• Written problem:
Search the data for the word "Y型轴孔". Reproduce every line where it is found.
>> start
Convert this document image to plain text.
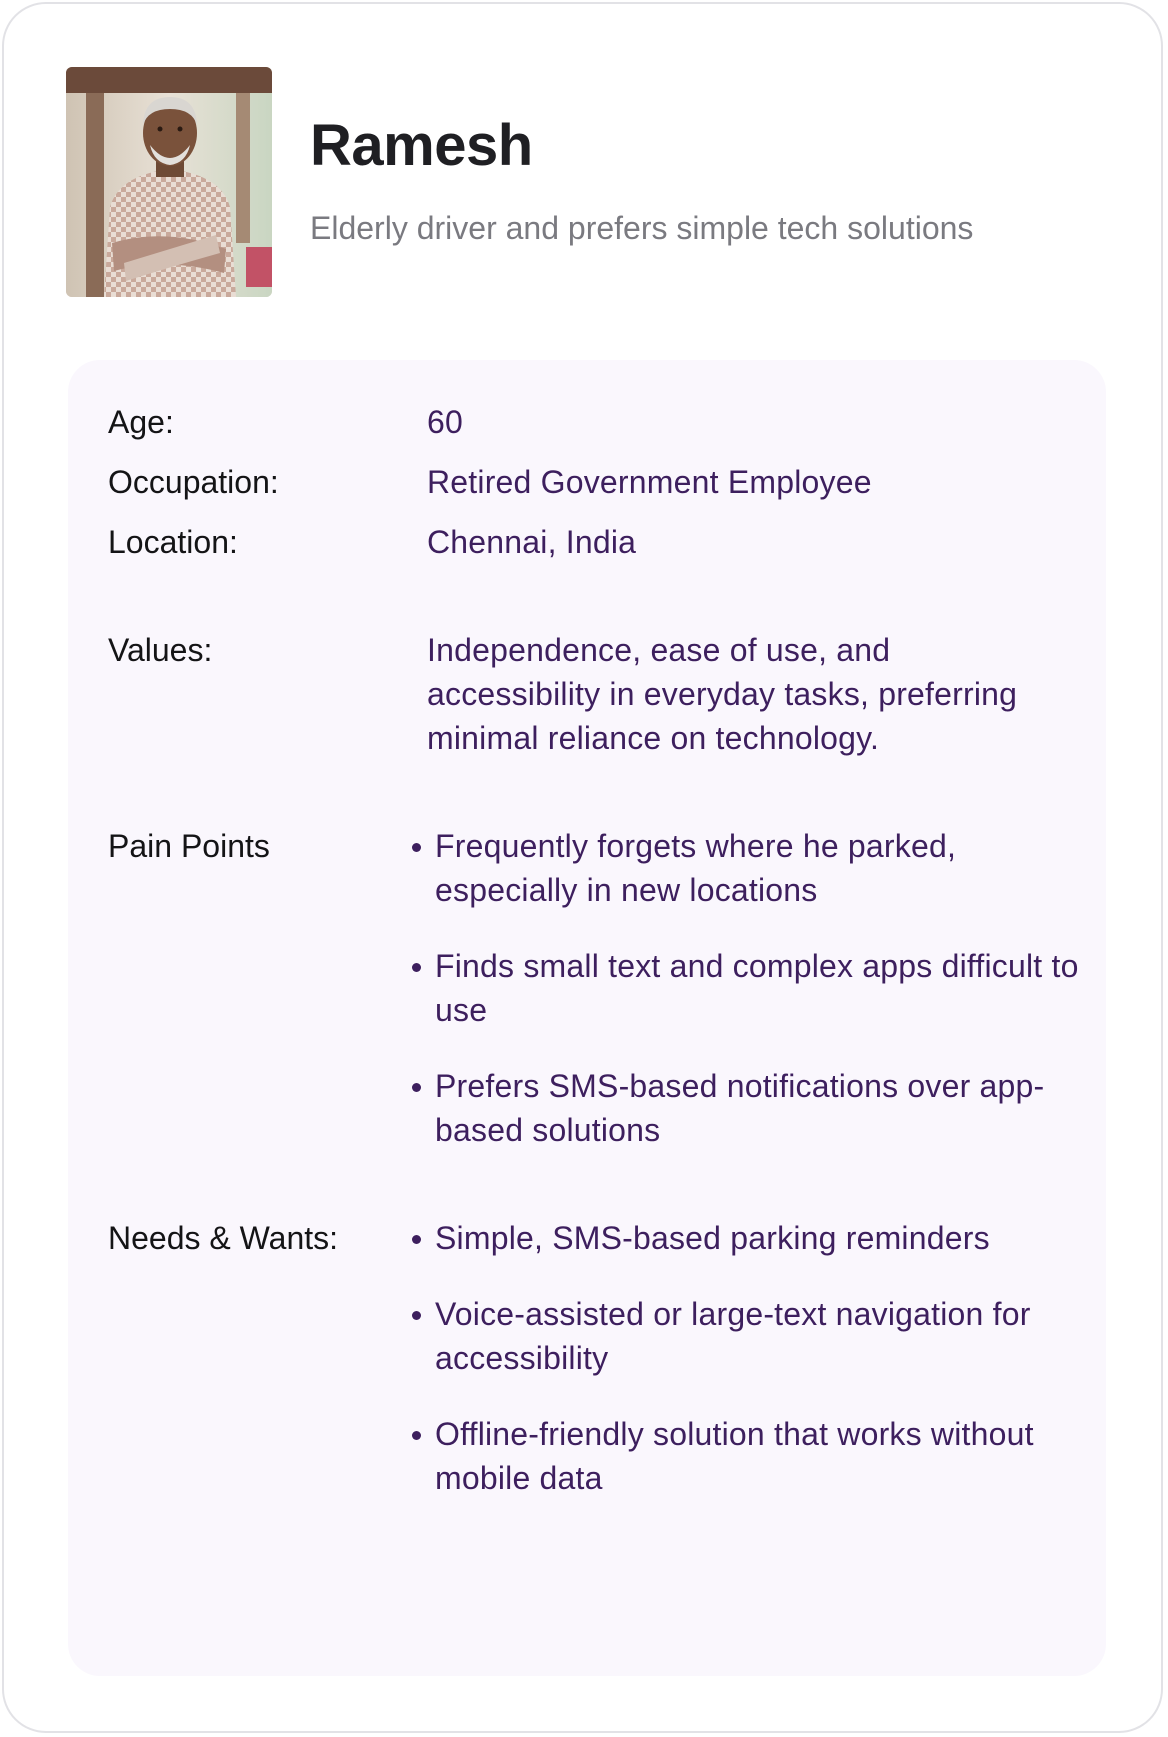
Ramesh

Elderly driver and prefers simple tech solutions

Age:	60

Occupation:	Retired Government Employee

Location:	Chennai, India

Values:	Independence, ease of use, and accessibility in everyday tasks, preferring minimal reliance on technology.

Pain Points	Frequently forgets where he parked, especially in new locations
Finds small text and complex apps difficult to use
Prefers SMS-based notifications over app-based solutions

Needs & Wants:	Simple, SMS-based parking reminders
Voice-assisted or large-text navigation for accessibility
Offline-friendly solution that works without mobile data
>> end
>> start
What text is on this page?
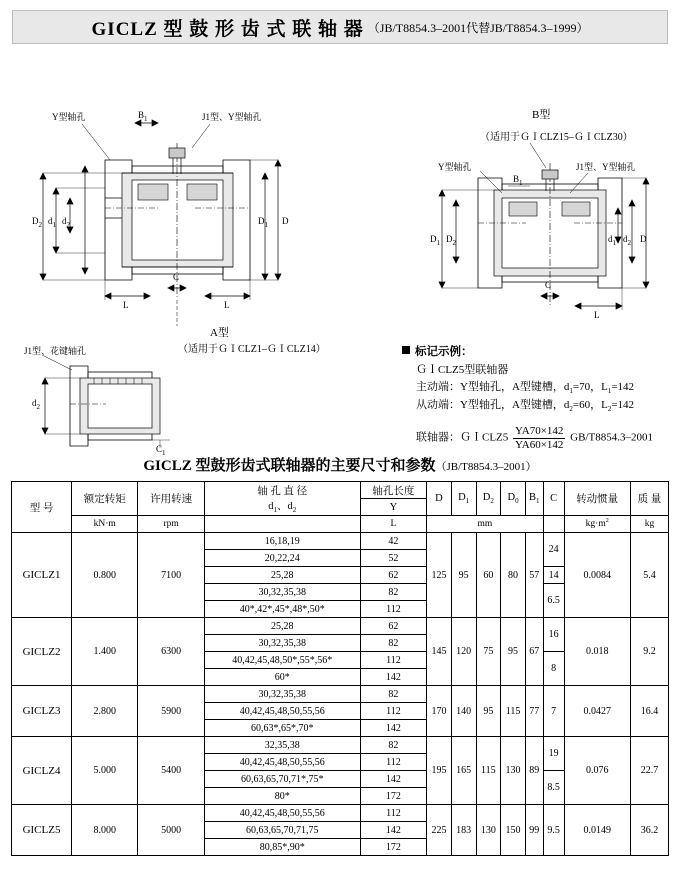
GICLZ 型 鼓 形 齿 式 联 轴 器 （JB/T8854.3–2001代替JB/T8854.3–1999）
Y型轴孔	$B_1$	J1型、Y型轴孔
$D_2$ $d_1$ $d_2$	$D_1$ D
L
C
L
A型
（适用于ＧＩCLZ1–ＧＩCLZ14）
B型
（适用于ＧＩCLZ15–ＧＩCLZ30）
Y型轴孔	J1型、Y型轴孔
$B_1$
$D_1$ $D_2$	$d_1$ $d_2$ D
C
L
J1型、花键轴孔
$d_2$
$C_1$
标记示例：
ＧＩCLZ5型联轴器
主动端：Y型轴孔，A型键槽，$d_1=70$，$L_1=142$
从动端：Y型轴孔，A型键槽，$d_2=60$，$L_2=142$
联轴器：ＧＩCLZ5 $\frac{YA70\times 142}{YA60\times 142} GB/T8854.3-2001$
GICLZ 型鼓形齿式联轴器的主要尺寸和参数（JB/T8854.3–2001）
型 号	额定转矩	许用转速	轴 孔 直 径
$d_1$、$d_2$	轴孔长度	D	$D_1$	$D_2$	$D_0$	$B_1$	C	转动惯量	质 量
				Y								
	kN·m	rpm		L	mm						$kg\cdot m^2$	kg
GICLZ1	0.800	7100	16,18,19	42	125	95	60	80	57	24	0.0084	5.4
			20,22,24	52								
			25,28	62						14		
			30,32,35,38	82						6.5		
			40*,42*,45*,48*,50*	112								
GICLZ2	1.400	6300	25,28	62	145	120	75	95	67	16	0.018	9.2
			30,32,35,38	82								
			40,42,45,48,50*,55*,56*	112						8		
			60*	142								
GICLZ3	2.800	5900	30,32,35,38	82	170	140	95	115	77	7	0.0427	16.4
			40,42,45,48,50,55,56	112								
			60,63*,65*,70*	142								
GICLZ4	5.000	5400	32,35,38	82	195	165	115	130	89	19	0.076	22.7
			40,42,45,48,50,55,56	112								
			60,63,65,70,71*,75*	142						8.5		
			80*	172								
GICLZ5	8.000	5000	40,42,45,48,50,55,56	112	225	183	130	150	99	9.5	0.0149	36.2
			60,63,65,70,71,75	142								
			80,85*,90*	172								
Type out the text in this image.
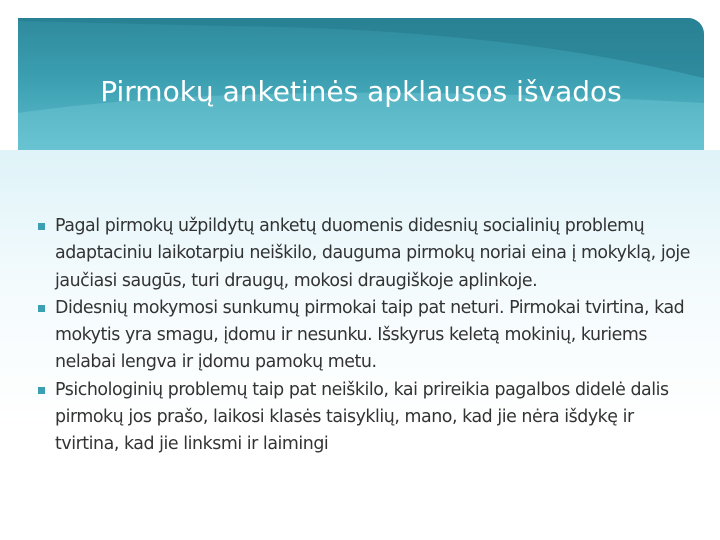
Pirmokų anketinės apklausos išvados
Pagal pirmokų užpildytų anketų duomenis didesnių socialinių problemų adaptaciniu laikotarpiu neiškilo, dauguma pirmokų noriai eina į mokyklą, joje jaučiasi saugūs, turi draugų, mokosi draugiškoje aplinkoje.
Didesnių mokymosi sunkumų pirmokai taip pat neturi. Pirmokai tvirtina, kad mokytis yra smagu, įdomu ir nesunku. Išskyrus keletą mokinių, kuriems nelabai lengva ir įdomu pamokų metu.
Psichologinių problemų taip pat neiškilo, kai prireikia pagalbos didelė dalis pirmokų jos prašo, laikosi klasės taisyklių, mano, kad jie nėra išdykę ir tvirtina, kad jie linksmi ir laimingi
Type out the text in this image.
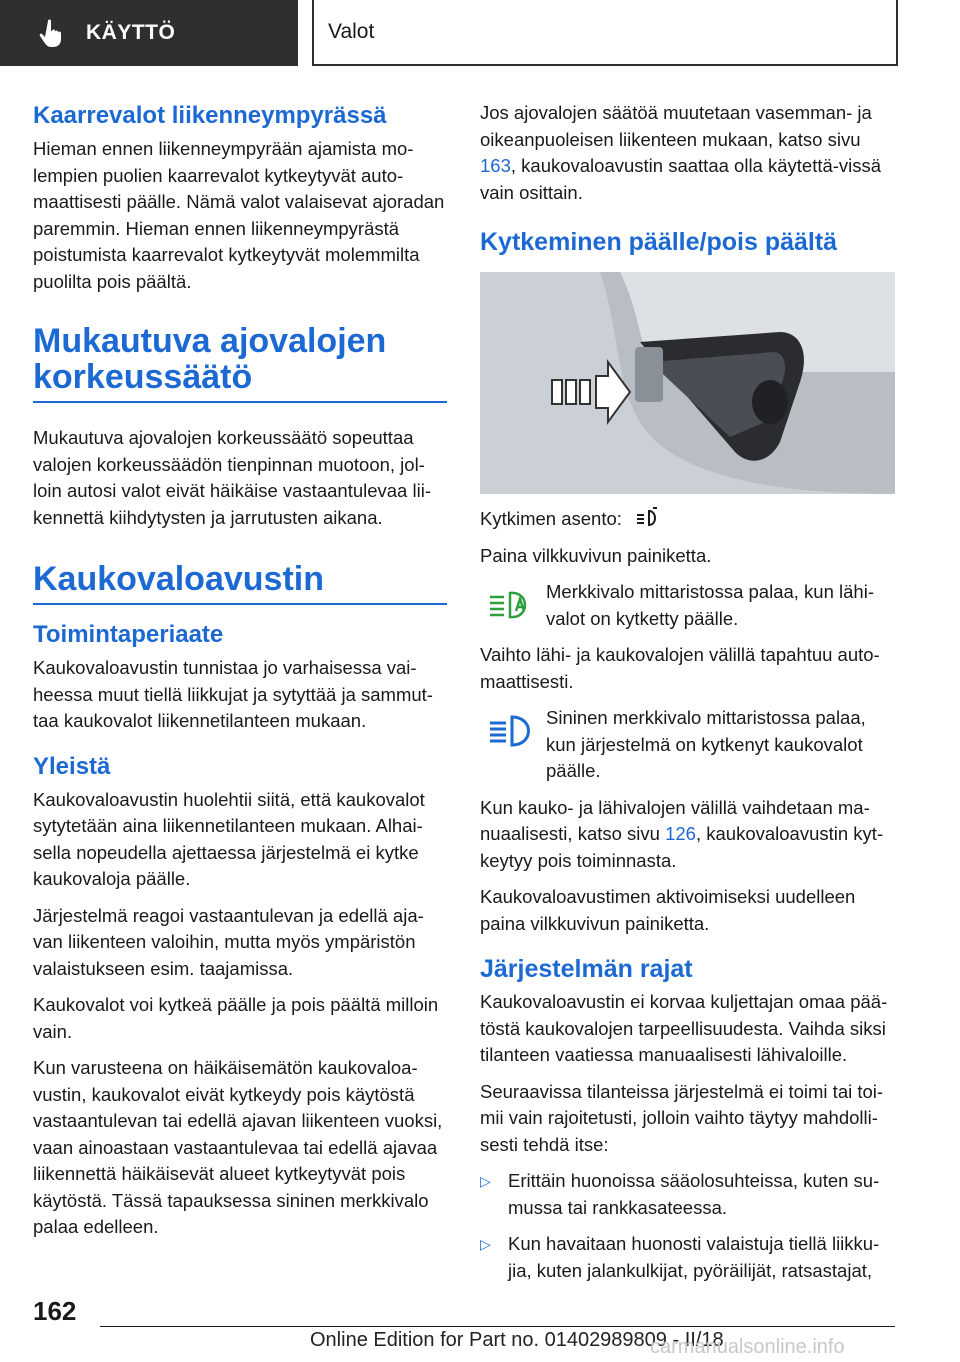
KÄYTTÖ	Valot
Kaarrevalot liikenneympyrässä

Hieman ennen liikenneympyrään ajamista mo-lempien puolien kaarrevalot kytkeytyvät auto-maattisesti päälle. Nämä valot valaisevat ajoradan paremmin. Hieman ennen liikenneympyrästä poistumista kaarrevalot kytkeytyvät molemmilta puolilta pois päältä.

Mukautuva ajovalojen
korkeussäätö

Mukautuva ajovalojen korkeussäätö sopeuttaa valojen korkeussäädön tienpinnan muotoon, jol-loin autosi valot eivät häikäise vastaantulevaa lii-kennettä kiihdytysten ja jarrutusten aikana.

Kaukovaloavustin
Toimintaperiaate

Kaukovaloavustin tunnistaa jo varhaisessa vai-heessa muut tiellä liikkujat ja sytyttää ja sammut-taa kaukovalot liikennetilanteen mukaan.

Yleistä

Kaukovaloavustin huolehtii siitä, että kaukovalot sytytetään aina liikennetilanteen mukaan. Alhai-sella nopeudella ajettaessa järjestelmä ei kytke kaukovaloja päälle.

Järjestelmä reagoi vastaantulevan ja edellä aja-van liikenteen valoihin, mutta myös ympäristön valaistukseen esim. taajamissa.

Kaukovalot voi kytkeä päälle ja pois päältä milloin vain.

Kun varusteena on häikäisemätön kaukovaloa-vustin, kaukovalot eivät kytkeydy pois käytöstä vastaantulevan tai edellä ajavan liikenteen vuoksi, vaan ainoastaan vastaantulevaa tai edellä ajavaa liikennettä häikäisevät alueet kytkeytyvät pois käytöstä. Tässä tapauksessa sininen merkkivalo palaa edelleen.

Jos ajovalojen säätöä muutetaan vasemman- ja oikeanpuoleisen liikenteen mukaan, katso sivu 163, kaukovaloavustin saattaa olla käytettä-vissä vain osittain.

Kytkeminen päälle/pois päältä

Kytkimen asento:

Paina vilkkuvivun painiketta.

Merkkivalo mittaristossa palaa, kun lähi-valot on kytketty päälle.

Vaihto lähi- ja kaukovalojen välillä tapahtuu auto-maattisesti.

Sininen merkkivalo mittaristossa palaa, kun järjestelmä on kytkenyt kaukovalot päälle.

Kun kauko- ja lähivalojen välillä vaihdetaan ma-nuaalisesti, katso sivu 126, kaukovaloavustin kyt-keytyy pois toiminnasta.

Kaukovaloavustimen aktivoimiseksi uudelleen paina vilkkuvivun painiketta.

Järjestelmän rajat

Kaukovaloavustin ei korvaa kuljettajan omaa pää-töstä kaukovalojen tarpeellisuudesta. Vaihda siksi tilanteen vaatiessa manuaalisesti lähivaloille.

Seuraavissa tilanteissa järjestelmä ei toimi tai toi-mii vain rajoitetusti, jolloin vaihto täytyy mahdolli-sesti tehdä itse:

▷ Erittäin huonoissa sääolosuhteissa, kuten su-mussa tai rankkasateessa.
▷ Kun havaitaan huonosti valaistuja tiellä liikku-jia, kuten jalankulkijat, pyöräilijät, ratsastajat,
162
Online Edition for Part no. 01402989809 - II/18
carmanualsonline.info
>> end
• Answer:
Y型轴孔	$B_1$	J1型、Y型轴孔
Y型轴孔	J1型、Y型轴孔
主动端：Y型轴孔，A型键槽，$d_1=70$，$L_1=142$
从动端：Y型轴孔，A型键槽，$d_2=60$，$L_2=142$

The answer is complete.